**Records for this task:**
______

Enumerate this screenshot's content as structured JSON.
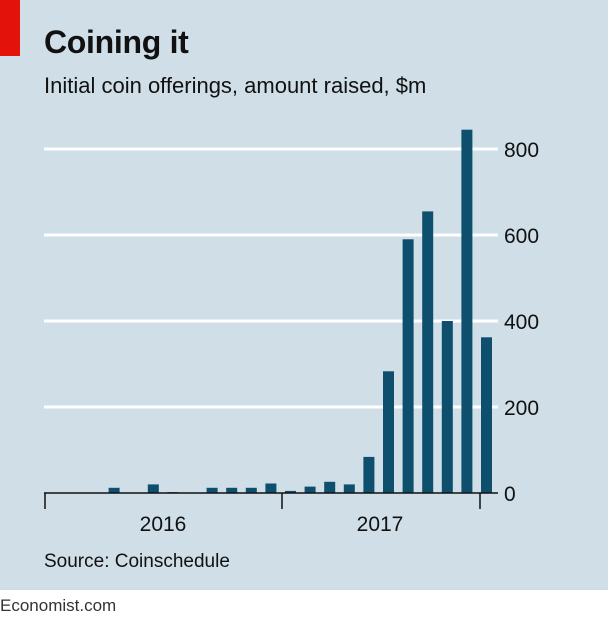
{
  "header": {
    "title": "Coining it",
    "subtitle": "Initial coin offerings, amount raised, $m"
  },
  "footer": {
    "source": "Source: Coinschedule",
    "brand": "Economist.com"
  },
  "colors": {
    "background": "#cfdee7",
    "bar": "#0d4f6c",
    "accent_red": "#e3120b",
    "gridline": "#ffffff"
  },
  "chart_data": {
    "type": "bar",
    "title": "Coining it",
    "subtitle": "Initial coin offerings, amount raised, $m",
    "xlabel": "",
    "ylabel": "$m",
    "ylim": [
      0,
      800
    ],
    "yticks": [
      0,
      200,
      400,
      600,
      800
    ],
    "ytick_labels": [
      "0",
      "200",
      "400",
      "600",
      "800"
    ],
    "y_axis_side": "right",
    "gridlines": true,
    "x_group_labels": [
      "2016",
      "2017"
    ],
    "categories": [
      "Jan 2016",
      "Feb 2016",
      "Mar 2016",
      "Apr 2016",
      "May 2016",
      "Jun 2016",
      "Jul 2016",
      "Aug 2016",
      "Sep 2016",
      "Oct 2016",
      "Nov 2016",
      "Dec 2016",
      "Jan 2017",
      "Feb 2017",
      "Mar 2017",
      "Apr 2017",
      "May 2017",
      "Jun 2017",
      "Jul 2017",
      "Aug 2017",
      "Sep 2017",
      "Oct 2017"
    ],
    "series": [
      {
        "name": "Amount raised",
        "values": [
          0,
          12,
          0,
          20,
          2,
          0,
          12,
          12,
          12,
          22,
          5,
          15,
          26,
          20,
          84,
          283,
          590,
          655,
          400,
          845,
          362,
          0
        ]
      }
    ],
    "source": "Source: Coinschedule"
  }
}
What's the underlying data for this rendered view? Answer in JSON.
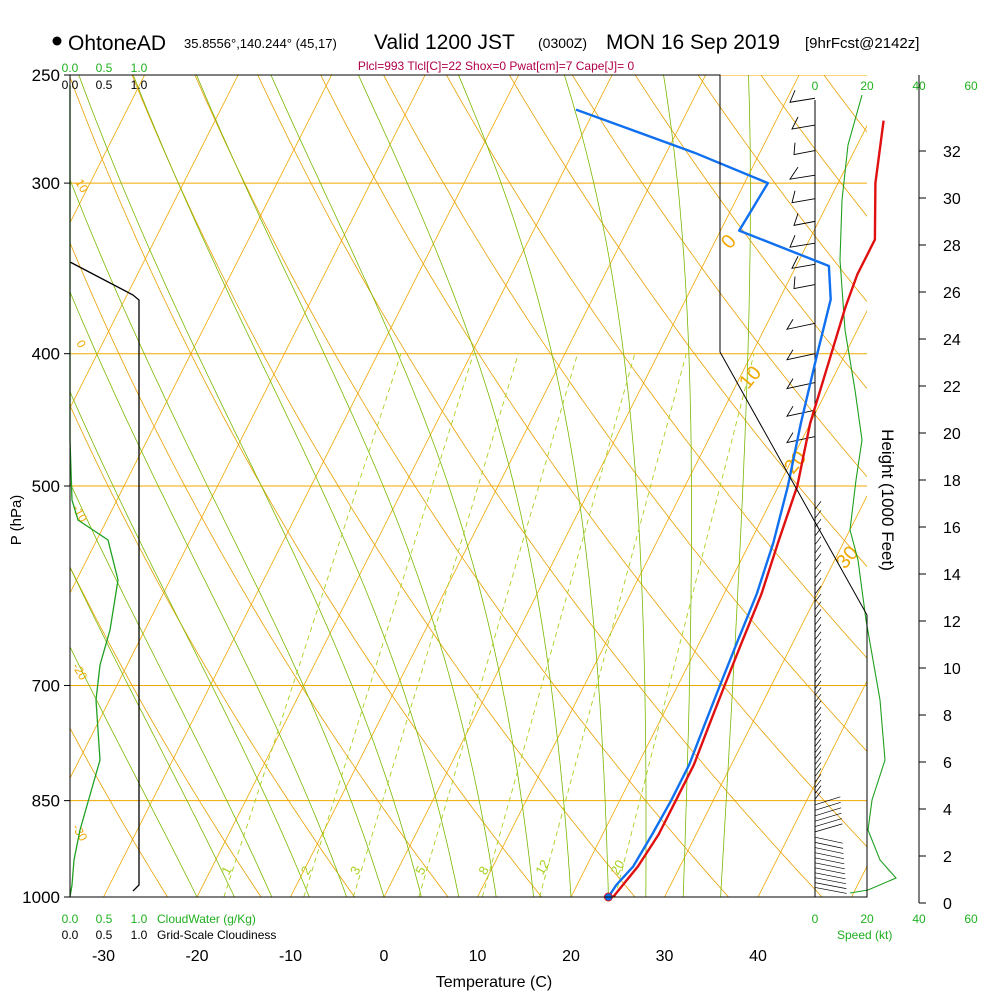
{
  "header": {
    "station": "OhtoneAD",
    "coords": "35.8556°,140.244° (45,17)",
    "valid_main": "Valid 1200 JST",
    "valid_z": "(0300Z)",
    "date": "MON 16 Sep 2019",
    "forecast": "[9hrFcst@2142z]",
    "indices": "Plcl=993 Tlcl[C]=22 Shox=0 Pwat[cm]=7 Cape[J]= 0"
  },
  "colors": {
    "isotherm": "#f0a800",
    "dry_adiabat": "#e8a000",
    "moist_adiabat": "#7ab800",
    "mixing_ratio": "#a8d020",
    "temperature": "#e01010",
    "dewpoint": "#1070f0",
    "cloud_water": "#20a020",
    "index_text": "#b0004a",
    "green_label": "#20b020"
  },
  "chart_data": {
    "type": "skew-t",
    "xlabel": "Temperature (C)",
    "ylabel": "P (hPa)",
    "right_label": "Height (1000 Feet)",
    "x_ticks": [
      "-30",
      "-20",
      "-10",
      "0",
      "10",
      "20",
      "30",
      "40"
    ],
    "x_tick_values": [
      -30,
      -20,
      -10,
      0,
      10,
      20,
      30,
      40
    ],
    "p_ticks": [
      "250",
      "300",
      "400",
      "500",
      "700",
      "850",
      "1000"
    ],
    "p_tick_values": [
      250,
      300,
      400,
      500,
      700,
      850,
      1000
    ],
    "height_ticks": [
      "0",
      "2",
      "4",
      "6",
      "8",
      "10",
      "12",
      "14",
      "16",
      "18",
      "20",
      "22",
      "24",
      "26",
      "28",
      "30",
      "32"
    ],
    "height_tick_values": [
      0,
      2,
      4,
      6,
      8,
      10,
      12,
      14,
      16,
      18,
      20,
      22,
      24,
      26,
      28,
      30,
      32
    ],
    "xlim": [
      -34,
      46
    ],
    "plim": [
      250,
      1000
    ],
    "temperature": [
      {
        "p": 1000,
        "t": 24.5
      },
      {
        "p": 950,
        "t": 25.5
      },
      {
        "p": 900,
        "t": 26
      },
      {
        "p": 850,
        "t": 26
      },
      {
        "p": 800,
        "t": 26
      },
      {
        "p": 750,
        "t": 25.5
      },
      {
        "p": 700,
        "t": 25
      },
      {
        "p": 650,
        "t": 24.5
      },
      {
        "p": 600,
        "t": 24
      },
      {
        "p": 550,
        "t": 23
      },
      {
        "p": 500,
        "t": 22
      },
      {
        "p": 450,
        "t": 20
      },
      {
        "p": 400,
        "t": 18.5
      },
      {
        "p": 370,
        "t": 17.5
      },
      {
        "p": 350,
        "t": 17
      },
      {
        "p": 330,
        "t": 17
      },
      {
        "p": 300,
        "t": 14
      },
      {
        "p": 270,
        "t": 11.5
      }
    ],
    "dewpoint": [
      {
        "p": 1000,
        "t": 24
      },
      {
        "p": 980,
        "t": 24.2
      },
      {
        "p": 950,
        "t": 25
      },
      {
        "p": 900,
        "t": 25.3
      },
      {
        "p": 850,
        "t": 25.5
      },
      {
        "p": 800,
        "t": 25.5
      },
      {
        "p": 750,
        "t": 25
      },
      {
        "p": 700,
        "t": 24.5
      },
      {
        "p": 650,
        "t": 24
      },
      {
        "p": 600,
        "t": 23.5
      },
      {
        "p": 550,
        "t": 22.5
      },
      {
        "p": 500,
        "t": 21
      },
      {
        "p": 450,
        "t": 19
      },
      {
        "p": 400,
        "t": 17
      },
      {
        "p": 365,
        "t": 15.5
      },
      {
        "p": 345,
        "t": 13.5
      },
      {
        "p": 325,
        "t": 2
      },
      {
        "p": 300,
        "t": 2.5
      },
      {
        "p": 285,
        "t": -7
      },
      {
        "p": 265,
        "t": -22
      }
    ],
    "isotherm_labels": [
      "-10",
      "0",
      "10",
      "20",
      "30"
    ],
    "mixing_ratio_labels": [
      "1",
      "2",
      "3",
      "5",
      "8",
      "12",
      "20"
    ],
    "mixing_ratio_values": [
      1,
      2,
      3,
      5,
      8,
      12,
      20
    ],
    "adiabat_labels": [
      "0",
      "10",
      "20",
      "30"
    ],
    "left_panel": {
      "top_scale_green": [
        "0.0",
        "0.5",
        "1.0"
      ],
      "top_scale_black": [
        "0.0",
        "0.5",
        "1.0"
      ],
      "bottom_scale_green": [
        "0.0",
        "0.5",
        "1.0"
      ],
      "bottom_scale_black": [
        "0.0",
        "0.5",
        "1.0"
      ],
      "cloud_water_label": "CloudWater (g/Kg)",
      "cloudiness_label": "Grid-Scale Cloudiness"
    },
    "wind_panel": {
      "top_scale": [
        "0",
        "20",
        "40",
        "60"
      ],
      "bottom_scale": [
        "0",
        "20",
        "40",
        "60"
      ],
      "speed_label": "Speed (kt)"
    }
  }
}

______

**Given task:** Reproduce every entry word for word, but skip any pictures.

**Solution to this exercise:**
Enumerate this screenshot's content as structured JSON.
{
  "header": {
    "title": "Coining it",
    "subtitle": "Initial coin offerings, amount raised, $m"
  },
  "footer": {
    "source": "Source: Coinschedule",
    "brand": "Economist.com"
  },
  "colors": {
    "background": "#cfdee7",
    "bar": "#0d4f6c",
    "accent_red": "#e3120b",
    "gridline": "#ffffff"
  },
  "chart_data": {
    "type": "bar",
    "title": "Coining it",
    "subtitle": "Initial coin offerings, amount raised, $m",
    "xlabel": "",
    "ylabel": "$m",
    "ylim": [
      0,
      800
    ],
    "yticks": [
      0,
      200,
      400,
      600,
      800
    ],
    "ytick_labels": [
      "0",
      "200",
      "400",
      "600",
      "800"
    ],
    "y_axis_side": "right",
    "gridlines": true,
    "x_group_labels": [
      "2016",
      "2017"
    ],
    "categories": [
      "Jan 2016",
      "Feb 2016",
      "Mar 2016",
      "Apr 2016",
      "May 2016",
      "Jun 2016",
      "Jul 2016",
      "Aug 2016",
      "Sep 2016",
      "Oct 2016",
      "Nov 2016",
      "Dec 2016",
      "Jan 2017",
      "Feb 2017",
      "Mar 2017",
      "Apr 2017",
      "May 2017",
      "Jun 2017",
      "Jul 2017",
      "Aug 2017",
      "Sep 2017",
      "Oct 2017"
    ],
    "series": [
      {
        "name": "Amount raised",
        "values": [
          0,
          12,
          0,
          20,
          2,
          0,
          12,
          12,
          12,
          22,
          5,
          15,
          26,
          20,
          84,
          283,
          590,
          655,
          400,
          845,
          362,
          0
        ]
      }
    ],
    "source": "Source: Coinschedule"
  }
}
What's the underlying data for this rendered view? Answer in JSON.
{
  "header": {
    "station": "OhtoneAD",
    "coords": "35.8556°,140.244° (45,17)",
    "valid_main": "Valid 1200 JST",
    "valid_z": "(0300Z)",
    "date": "MON 16 Sep 2019",
    "forecast": "[9hrFcst@2142z]",
    "indices": "Plcl=993 Tlcl[C]=22 Shox=0 Pwat[cm]=7 Cape[J]= 0"
  },
  "colors": {
    "isotherm": "#f0a800",
    "dry_adiabat": "#e8a000",
    "moist_adiabat": "#7ab800",
    "mixing_ratio": "#a8d020",
    "temperature": "#e01010",
    "dewpoint": "#1070f0",
    "cloud_water": "#20a020",
    "index_text": "#b0004a",
    "green_label": "#20b020"
  },
  "chart_data": {
    "type": "skew-t",
    "xlabel": "Temperature (C)",
    "ylabel": "P (hPa)",
    "right_label": "Height (1000 Feet)",
    "x_ticks": [
      "-30",
      "-20",
      "-10",
      "0",
      "10",
      "20",
      "30",
      "40"
    ],
    "x_tick_values": [
      -30,
      -20,
      -10,
      0,
      10,
      20,
      30,
      40
    ],
    "p_ticks": [
      "250",
      "300",
      "400",
      "500",
      "700",
      "850",
      "1000"
    ],
    "p_tick_values": [
      250,
      300,
      400,
      500,
      700,
      850,
      1000
    ],
    "height_ticks": [
      "0",
      "2",
      "4",
      "6",
      "8",
      "10",
      "12",
      "14",
      "16",
      "18",
      "20",
      "22",
      "24",
      "26",
      "28",
      "30",
      "32"
    ],
    "height_tick_values": [
      0,
      2,
      4,
      6,
      8,
      10,
      12,
      14,
      16,
      18,
      20,
      22,
      24,
      26,
      28,
      30,
      32
    ],
    "xlim": [
      -34,
      46
    ],
    "plim": [
      250,
      1000
    ],
    "temperature": [
      {
        "p": 1000,
        "t": 24.5
      },
      {
        "p": 950,
        "t": 25.5
      },
      {
        "p": 900,
        "t": 26
      },
      {
        "p": 850,
        "t": 26
      },
      {
        "p": 800,
        "t": 26
      },
      {
        "p": 750,
        "t": 25.5
      },
      {
        "p": 700,
        "t": 25
      },
      {
        "p": 650,
        "t": 24.5
      },
      {
        "p": 600,
        "t": 24
      },
      {
        "p": 550,
        "t": 23
      },
      {
        "p": 500,
        "t": 22
      },
      {
        "p": 450,
        "t": 20
      },
      {
        "p": 400,
        "t": 18.5
      },
      {
        "p": 370,
        "t": 17.5
      },
      {
        "p": 350,
        "t": 17
      },
      {
        "p": 330,
        "t": 17
      },
      {
        "p": 300,
        "t": 14
      },
      {
        "p": 270,
        "t": 11.5
      }
    ],
    "dewpoint": [
      {
        "p": 1000,
        "t": 24
      },
      {
        "p": 980,
        "t": 24.2
      },
      {
        "p": 950,
        "t": 25
      },
      {
        "p": 900,
        "t": 25.3
      },
      {
        "p": 850,
        "t": 25.5
      },
      {
        "p": 800,
        "t": 25.5
      },
      {
        "p": 750,
        "t": 25
      },
      {
        "p": 700,
        "t": 24.5
      },
      {
        "p": 650,
        "t": 24
      },
      {
        "p": 600,
        "t": 23.5
      },
      {
        "p": 550,
        "t": 22.5
      },
      {
        "p": 500,
        "t": 21
      },
      {
        "p": 450,
        "t": 19
      },
      {
        "p": 400,
        "t": 17
      },
      {
        "p": 365,
        "t": 15.5
      },
      {
        "p": 345,
        "t": 13.5
      },
      {
        "p": 325,
        "t": 2
      },
      {
        "p": 300,
        "t": 2.5
      },
      {
        "p": 285,
        "t": -7
      },
      {
        "p": 265,
        "t": -22
      }
    ],
    "isotherm_labels": [
      "-10",
      "0",
      "10",
      "20",
      "30"
    ],
    "mixing_ratio_labels": [
      "1",
      "2",
      "3",
      "5",
      "8",
      "12",
      "20"
    ],
    "mixing_ratio_values": [
      1,
      2,
      3,
      5,
      8,
      12,
      20
    ],
    "adiabat_labels": [
      "0",
      "10",
      "20",
      "30"
    ],
    "left_panel": {
      "top_scale_green": [
        "0.0",
        "0.5",
        "1.0"
      ],
      "top_scale_black": [
        "0.0",
        "0.5",
        "1.0"
      ],
      "bottom_scale_green": [
        "0.0",
        "0.5",
        "1.0"
      ],
      "bottom_scale_black": [
        "0.0",
        "0.5",
        "1.0"
      ],
      "cloud_water_label": "CloudWater (g/Kg)",
      "cloudiness_label": "Grid-Scale Cloudiness"
    },
    "wind_panel": {
      "top_scale": [
        "0",
        "20",
        "40",
        "60"
      ],
      "bottom_scale": [
        "0",
        "20",
        "40",
        "60"
      ],
      "speed_label": "Speed (kt)"
    }
  }
}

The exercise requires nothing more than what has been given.